EXERCISE BRIEF:
Copy each line that contains the word "text".
# start of SUPPLIED RECORDS
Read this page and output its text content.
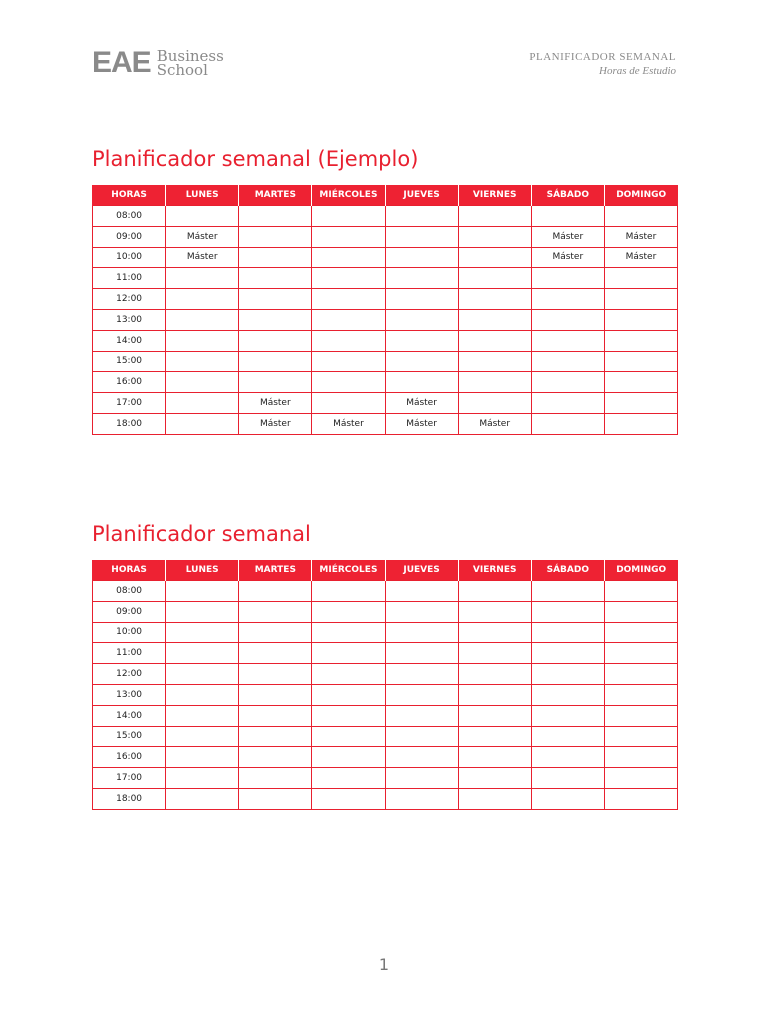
EAE Business
School
PLANIFICADOR SEMANAL
Horas de Estudio
Planificador semanal (Ejemplo)
HORAS	LUNES	MARTES	MIÉRCOLES	JUEVES	VIERNES	SÁBADO	DOMINGO
08:00							
09:00	Máster					Máster	Máster
10:00	Máster					Máster	Máster
11:00							
12:00							
13:00							
14:00							
15:00							
16:00							
17:00		Máster		Máster			
18:00		Máster	Máster	Máster	Máster		
Planificador semanal
HORAS	LUNES	MARTES	MIÉRCOLES	JUEVES	VIERNES	SÁBADO	DOMINGO
08:00							
09:00							
10:00							
11:00							
12:00							
13:00							
14:00							
15:00							
16:00							
17:00							
18:00							
1
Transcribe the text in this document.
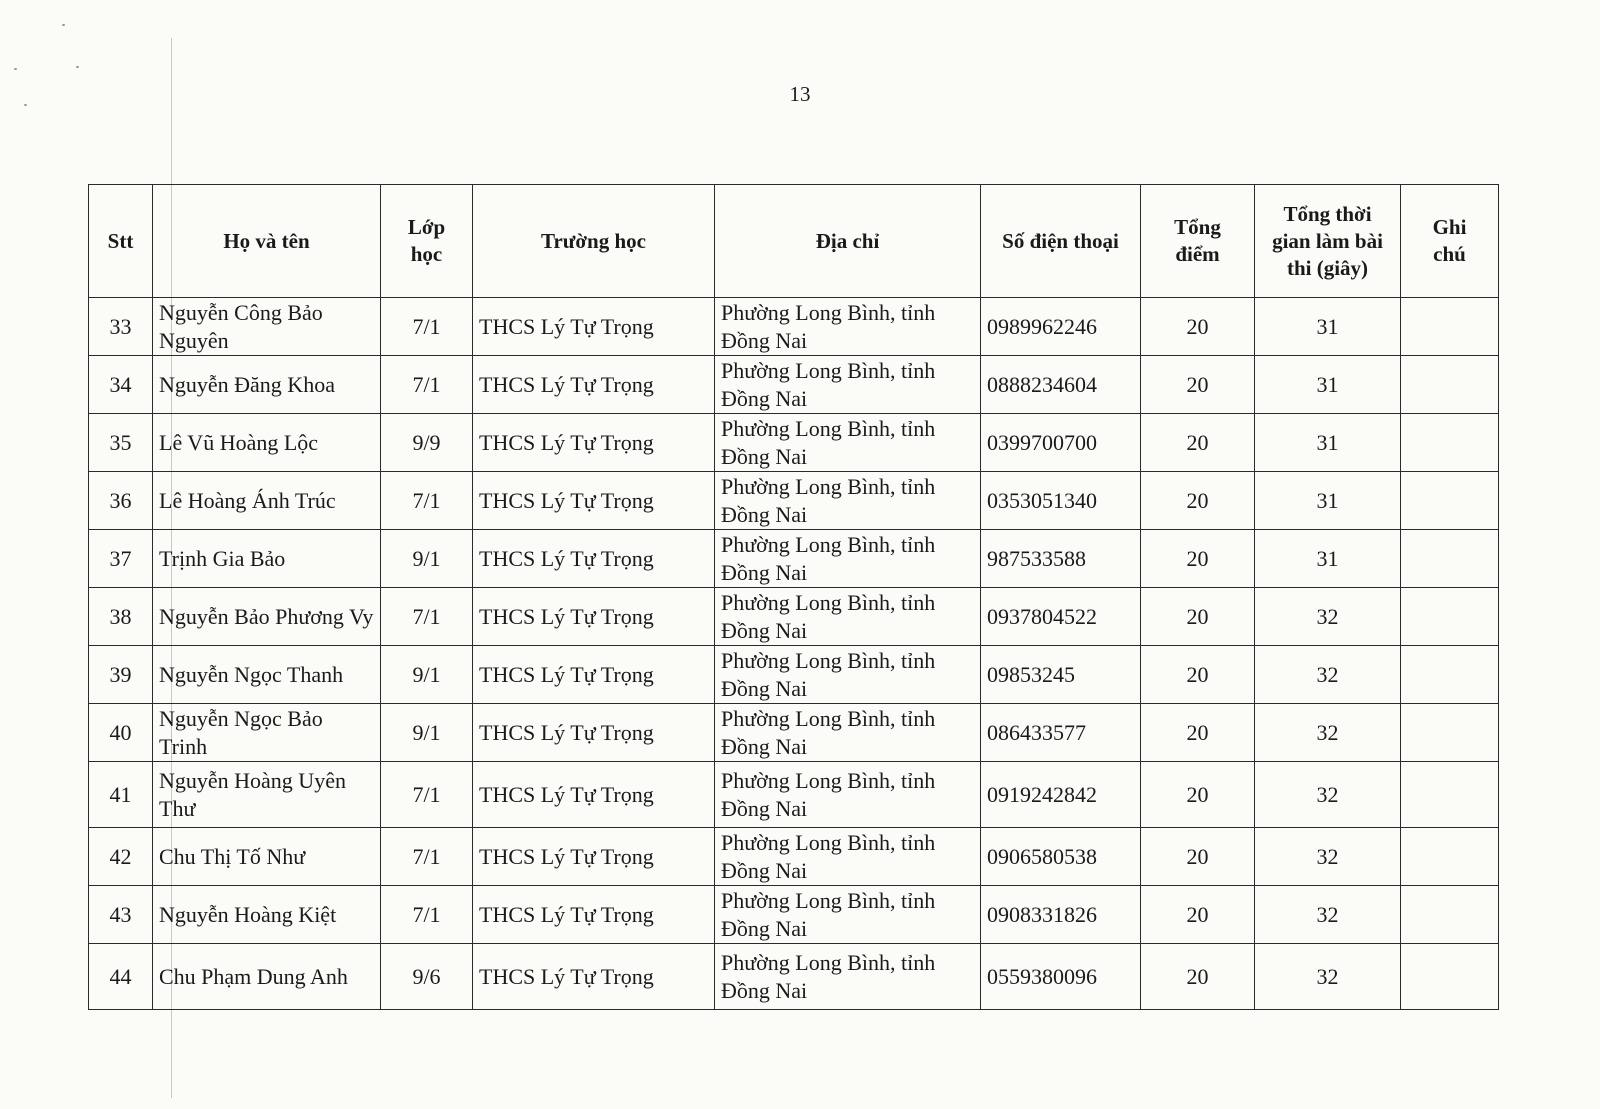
13
Stt	Họ và tên	Lớp học	Trường học	Địa chỉ	Số điện thoại	Tổng điểm	Tổng thời gian làm bài thi (giây)	Ghi chú
33	Nguyễn Công Bảo Nguyên	7/1	THCS Lý Tự Trọng	Phường Long Bình, tỉnh Đồng Nai	0989962246	20	31	
34	Nguyễn Đăng Khoa	7/1	THCS Lý Tự Trọng	Phường Long Bình, tỉnh Đồng Nai	0888234604	20	31	
35	Lê Vũ Hoàng Lộc	9/9	THCS Lý Tự Trọng	Phường Long Bình, tỉnh Đồng Nai	0399700700	20	31	
36	Lê Hoàng Ánh Trúc	7/1	THCS Lý Tự Trọng	Phường Long Bình, tỉnh Đồng Nai	0353051340	20	31	
37	Trịnh Gia Bảo	9/1	THCS Lý Tự Trọng	Phường Long Bình, tỉnh Đồng Nai	987533588	20	31	
38	Nguyễn Bảo Phương Vy	7/1	THCS Lý Tự Trọng	Phường Long Bình, tỉnh Đồng Nai	0937804522	20	32	
39	Nguyễn Ngọc Thanh	9/1	THCS Lý Tự Trọng	Phường Long Bình, tỉnh Đồng Nai	09853245	20	32	
40	Nguyễn Ngọc Bảo Trinh	9/1	THCS Lý Tự Trọng	Phường Long Bình, tỉnh Đồng Nai	086433577	20	32	
41	Nguyễn Hoàng Uyên Thư	7/1	THCS Lý Tự Trọng	Phường Long Bình, tỉnh Đồng Nai	0919242842	20	32	
42	Chu Thị Tố Như	7/1	THCS Lý Tự Trọng	Phường Long Bình, tỉnh Đồng Nai	0906580538	20	32	
43	Nguyễn Hoàng Kiệt	7/1	THCS Lý Tự Trọng	Phường Long Bình, tỉnh Đồng Nai	0908331826	20	32	
44	Chu Phạm Dung Anh	9/6	THCS Lý Tự Trọng	Phường Long Bình, tỉnh Đồng Nai	0559380096	20	32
# end of SUPPLIED RECORDS
REPLY:
Read this page and output its text content.
Transcribe the text in this document.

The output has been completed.